Your goal. Without including any pictures, copy each entry below exactly.

Record excerpts.

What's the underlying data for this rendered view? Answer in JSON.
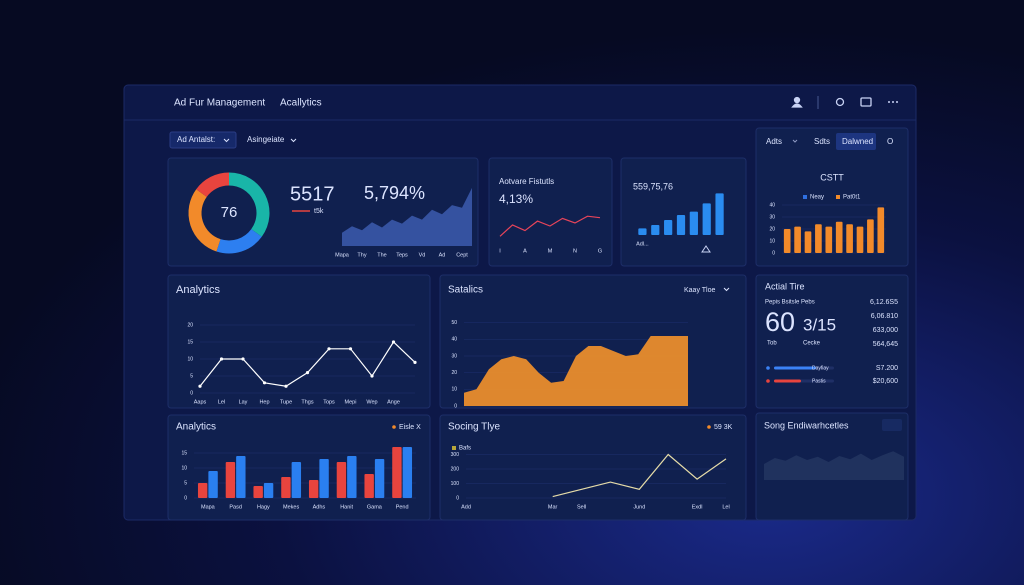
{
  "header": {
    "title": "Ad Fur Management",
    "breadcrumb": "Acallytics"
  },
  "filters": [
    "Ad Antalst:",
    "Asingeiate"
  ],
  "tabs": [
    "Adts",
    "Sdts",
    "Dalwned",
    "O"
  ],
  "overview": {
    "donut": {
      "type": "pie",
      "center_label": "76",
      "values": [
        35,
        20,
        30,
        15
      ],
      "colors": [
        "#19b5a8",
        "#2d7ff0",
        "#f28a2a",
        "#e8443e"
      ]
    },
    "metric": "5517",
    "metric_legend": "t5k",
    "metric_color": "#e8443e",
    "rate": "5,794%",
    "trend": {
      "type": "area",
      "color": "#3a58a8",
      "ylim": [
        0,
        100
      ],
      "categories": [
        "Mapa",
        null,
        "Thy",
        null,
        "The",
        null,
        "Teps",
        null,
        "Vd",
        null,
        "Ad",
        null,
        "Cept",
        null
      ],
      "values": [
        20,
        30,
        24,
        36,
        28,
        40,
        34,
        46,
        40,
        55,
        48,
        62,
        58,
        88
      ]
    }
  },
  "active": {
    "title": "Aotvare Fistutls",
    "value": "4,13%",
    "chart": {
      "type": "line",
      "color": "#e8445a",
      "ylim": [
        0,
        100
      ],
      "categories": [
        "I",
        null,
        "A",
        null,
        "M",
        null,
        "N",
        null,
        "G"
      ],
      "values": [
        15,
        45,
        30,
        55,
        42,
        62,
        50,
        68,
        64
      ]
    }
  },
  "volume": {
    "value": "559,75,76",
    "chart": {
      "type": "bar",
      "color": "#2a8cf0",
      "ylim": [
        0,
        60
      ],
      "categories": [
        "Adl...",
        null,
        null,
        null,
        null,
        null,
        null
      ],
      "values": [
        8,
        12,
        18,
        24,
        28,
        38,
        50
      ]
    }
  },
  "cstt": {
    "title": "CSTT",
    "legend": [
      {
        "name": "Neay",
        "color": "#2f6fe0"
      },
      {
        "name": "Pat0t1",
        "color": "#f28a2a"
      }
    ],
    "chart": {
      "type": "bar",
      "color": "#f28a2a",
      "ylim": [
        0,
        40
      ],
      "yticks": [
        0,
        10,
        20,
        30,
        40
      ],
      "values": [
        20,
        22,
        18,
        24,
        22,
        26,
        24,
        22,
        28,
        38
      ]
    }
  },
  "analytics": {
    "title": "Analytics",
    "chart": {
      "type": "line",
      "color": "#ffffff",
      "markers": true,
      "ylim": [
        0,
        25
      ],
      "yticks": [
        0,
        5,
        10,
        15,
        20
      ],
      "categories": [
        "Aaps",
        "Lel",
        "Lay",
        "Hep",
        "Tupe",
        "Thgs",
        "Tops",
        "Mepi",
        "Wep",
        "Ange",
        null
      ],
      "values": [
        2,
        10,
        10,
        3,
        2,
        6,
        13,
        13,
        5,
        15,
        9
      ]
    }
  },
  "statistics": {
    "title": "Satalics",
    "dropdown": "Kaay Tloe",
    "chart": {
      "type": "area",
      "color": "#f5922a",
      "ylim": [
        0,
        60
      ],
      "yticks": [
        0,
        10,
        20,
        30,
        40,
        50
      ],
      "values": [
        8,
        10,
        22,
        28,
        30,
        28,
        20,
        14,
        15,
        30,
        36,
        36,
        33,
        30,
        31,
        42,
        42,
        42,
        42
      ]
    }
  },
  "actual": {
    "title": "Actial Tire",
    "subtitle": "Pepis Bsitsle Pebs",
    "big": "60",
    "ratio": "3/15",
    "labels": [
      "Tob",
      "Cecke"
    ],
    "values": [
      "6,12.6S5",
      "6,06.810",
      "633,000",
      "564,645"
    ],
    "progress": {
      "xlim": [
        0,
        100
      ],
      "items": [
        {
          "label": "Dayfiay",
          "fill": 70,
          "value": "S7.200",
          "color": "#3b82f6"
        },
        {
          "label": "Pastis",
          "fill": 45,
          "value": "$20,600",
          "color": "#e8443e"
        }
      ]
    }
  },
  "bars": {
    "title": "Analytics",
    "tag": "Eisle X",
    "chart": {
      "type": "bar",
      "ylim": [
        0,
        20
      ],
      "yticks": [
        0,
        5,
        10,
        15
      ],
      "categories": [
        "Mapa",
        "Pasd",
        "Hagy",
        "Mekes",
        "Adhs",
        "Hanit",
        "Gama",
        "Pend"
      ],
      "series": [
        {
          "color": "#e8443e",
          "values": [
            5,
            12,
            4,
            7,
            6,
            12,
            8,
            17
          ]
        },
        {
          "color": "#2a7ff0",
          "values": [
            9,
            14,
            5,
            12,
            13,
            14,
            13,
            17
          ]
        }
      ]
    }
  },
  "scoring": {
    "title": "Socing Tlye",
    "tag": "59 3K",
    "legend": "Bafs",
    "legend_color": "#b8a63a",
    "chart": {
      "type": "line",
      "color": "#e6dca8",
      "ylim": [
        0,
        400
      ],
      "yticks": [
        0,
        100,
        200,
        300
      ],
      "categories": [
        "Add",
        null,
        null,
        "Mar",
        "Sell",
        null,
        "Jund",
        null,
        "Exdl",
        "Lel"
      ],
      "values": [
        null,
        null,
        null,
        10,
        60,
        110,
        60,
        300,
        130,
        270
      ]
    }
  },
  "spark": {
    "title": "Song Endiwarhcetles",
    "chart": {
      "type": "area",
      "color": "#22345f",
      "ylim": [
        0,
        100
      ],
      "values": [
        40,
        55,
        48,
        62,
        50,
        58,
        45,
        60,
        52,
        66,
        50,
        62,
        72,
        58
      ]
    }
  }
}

Result.
What's the underlying data for this rendered view? Answer in JSON.
{
  "header": {
    "title": "Ad Fur Management",
    "breadcrumb": "Acallytics"
  },
  "filters": [
    "Ad Antalst:",
    "Asingeiate"
  ],
  "tabs": [
    "Adts",
    "Sdts",
    "Dalwned",
    "O"
  ],
  "overview": {
    "donut": {
      "type": "pie",
      "center_label": "76",
      "values": [
        35,
        20,
        30,
        15
      ],
      "colors": [
        "#19b5a8",
        "#2d7ff0",
        "#f28a2a",
        "#e8443e"
      ]
    },
    "metric": "5517",
    "metric_legend": "t5k",
    "metric_color": "#e8443e",
    "rate": "5,794%",
    "trend": {
      "type": "area",
      "color": "#3a58a8",
      "ylim": [
        0,
        100
      ],
      "categories": [
        "Mapa",
        null,
        "Thy",
        null,
        "The",
        null,
        "Teps",
        null,
        "Vd",
        null,
        "Ad",
        null,
        "Cept",
        null
      ],
      "values": [
        20,
        30,
        24,
        36,
        28,
        40,
        34,
        46,
        40,
        55,
        48,
        62,
        58,
        88
      ]
    }
  },
  "active": {
    "title": "Aotvare Fistutls",
    "value": "4,13%",
    "chart": {
      "type": "line",
      "color": "#e8445a",
      "ylim": [
        0,
        100
      ],
      "categories": [
        "I",
        null,
        "A",
        null,
        "M",
        null,
        "N",
        null,
        "G"
      ],
      "values": [
        15,
        45,
        30,
        55,
        42,
        62,
        50,
        68,
        64
      ]
    }
  },
  "volume": {
    "value": "559,75,76",
    "chart": {
      "type": "bar",
      "color": "#2a8cf0",
      "ylim": [
        0,
        60
      ],
      "categories": [
        "Adl...",
        null,
        null,
        null,
        null,
        null,
        null
      ],
      "values": [
        8,
        12,
        18,
        24,
        28,
        38,
        50
      ]
    }
  },
  "cstt": {
    "title": "CSTT",
    "legend": [
      {
        "name": "Neay",
        "color": "#2f6fe0"
      },
      {
        "name": "Pat0t1",
        "color": "#f28a2a"
      }
    ],
    "chart": {
      "type": "bar",
      "color": "#f28a2a",
      "ylim": [
        0,
        40
      ],
      "yticks": [
        0,
        10,
        20,
        30,
        40
      ],
      "values": [
        20,
        22,
        18,
        24,
        22,
        26,
        24,
        22,
        28,
        38
      ]
    }
  },
  "analytics": {
    "title": "Analytics",
    "chart": {
      "type": "line",
      "color": "#ffffff",
      "markers": true,
      "ylim": [
        0,
        25
      ],
      "yticks": [
        0,
        5,
        10,
        15,
        20
      ],
      "categories": [
        "Aaps",
        "Lel",
        "Lay",
        "Hep",
        "Tupe",
        "Thgs",
        "Tops",
        "Mepi",
        "Wep",
        "Ange",
        null
      ],
      "values": [
        2,
        10,
        10,
        3,
        2,
        6,
        13,
        13,
        5,
        15,
        9
      ]
    }
  },
  "statistics": {
    "title": "Satalics",
    "dropdown": "Kaay Tloe",
    "chart": {
      "type": "area",
      "color": "#f5922a",
      "ylim": [
        0,
        60
      ],
      "yticks": [
        0,
        10,
        20,
        30,
        40,
        50
      ],
      "values": [
        8,
        10,
        22,
        28,
        30,
        28,
        20,
        14,
        15,
        30,
        36,
        36,
        33,
        30,
        31,
        42,
        42,
        42,
        42
      ]
    }
  },
  "actual": {
    "title": "Actial Tire",
    "subtitle": "Pepis Bsitsle Pebs",
    "big": "60",
    "ratio": "3/15",
    "labels": [
      "Tob",
      "Cecke"
    ],
    "values": [
      "6,12.6S5",
      "6,06.810",
      "633,000",
      "564,645"
    ],
    "progress": {
      "xlim": [
        0,
        100
      ],
      "items": [
        {
          "label": "Dayfiay",
          "fill": 70,
          "value": "S7.200",
          "color": "#3b82f6"
        },
        {
          "label": "Pastis",
          "fill": 45,
          "value": "$20,600",
          "color": "#e8443e"
        }
      ]
    }
  },
  "bars": {
    "title": "Analytics",
    "tag": "Eisle X",
    "chart": {
      "type": "bar",
      "ylim": [
        0,
        20
      ],
      "yticks": [
        0,
        5,
        10,
        15
      ],
      "categories": [
        "Mapa",
        "Pasd",
        "Hagy",
        "Mekes",
        "Adhs",
        "Hanit",
        "Gama",
        "Pend"
      ],
      "series": [
        {
          "color": "#e8443e",
          "values": [
            5,
            12,
            4,
            7,
            6,
            12,
            8,
            17
          ]
        },
        {
          "color": "#2a7ff0",
          "values": [
            9,
            14,
            5,
            12,
            13,
            14,
            13,
            17
          ]
        }
      ]
    }
  },
  "scoring": {
    "title": "Socing Tlye",
    "tag": "59 3K",
    "legend": "Bafs",
    "legend_color": "#b8a63a",
    "chart": {
      "type": "line",
      "color": "#e6dca8",
      "ylim": [
        0,
        400
      ],
      "yticks": [
        0,
        100,
        200,
        300
      ],
      "categories": [
        "Add",
        null,
        null,
        "Mar",
        "Sell",
        null,
        "Jund",
        null,
        "Exdl",
        "Lel"
      ],
      "values": [
        null,
        null,
        null,
        10,
        60,
        110,
        60,
        300,
        130,
        270
      ]
    }
  },
  "spark": {
    "title": "Song Endiwarhcetles",
    "chart": {
      "type": "area",
      "color": "#22345f",
      "ylim": [
        0,
        100
      ],
      "values": [
        40,
        55,
        48,
        62,
        50,
        58,
        45,
        60,
        52,
        66,
        50,
        62,
        72,
        58
      ]
    }
  }
}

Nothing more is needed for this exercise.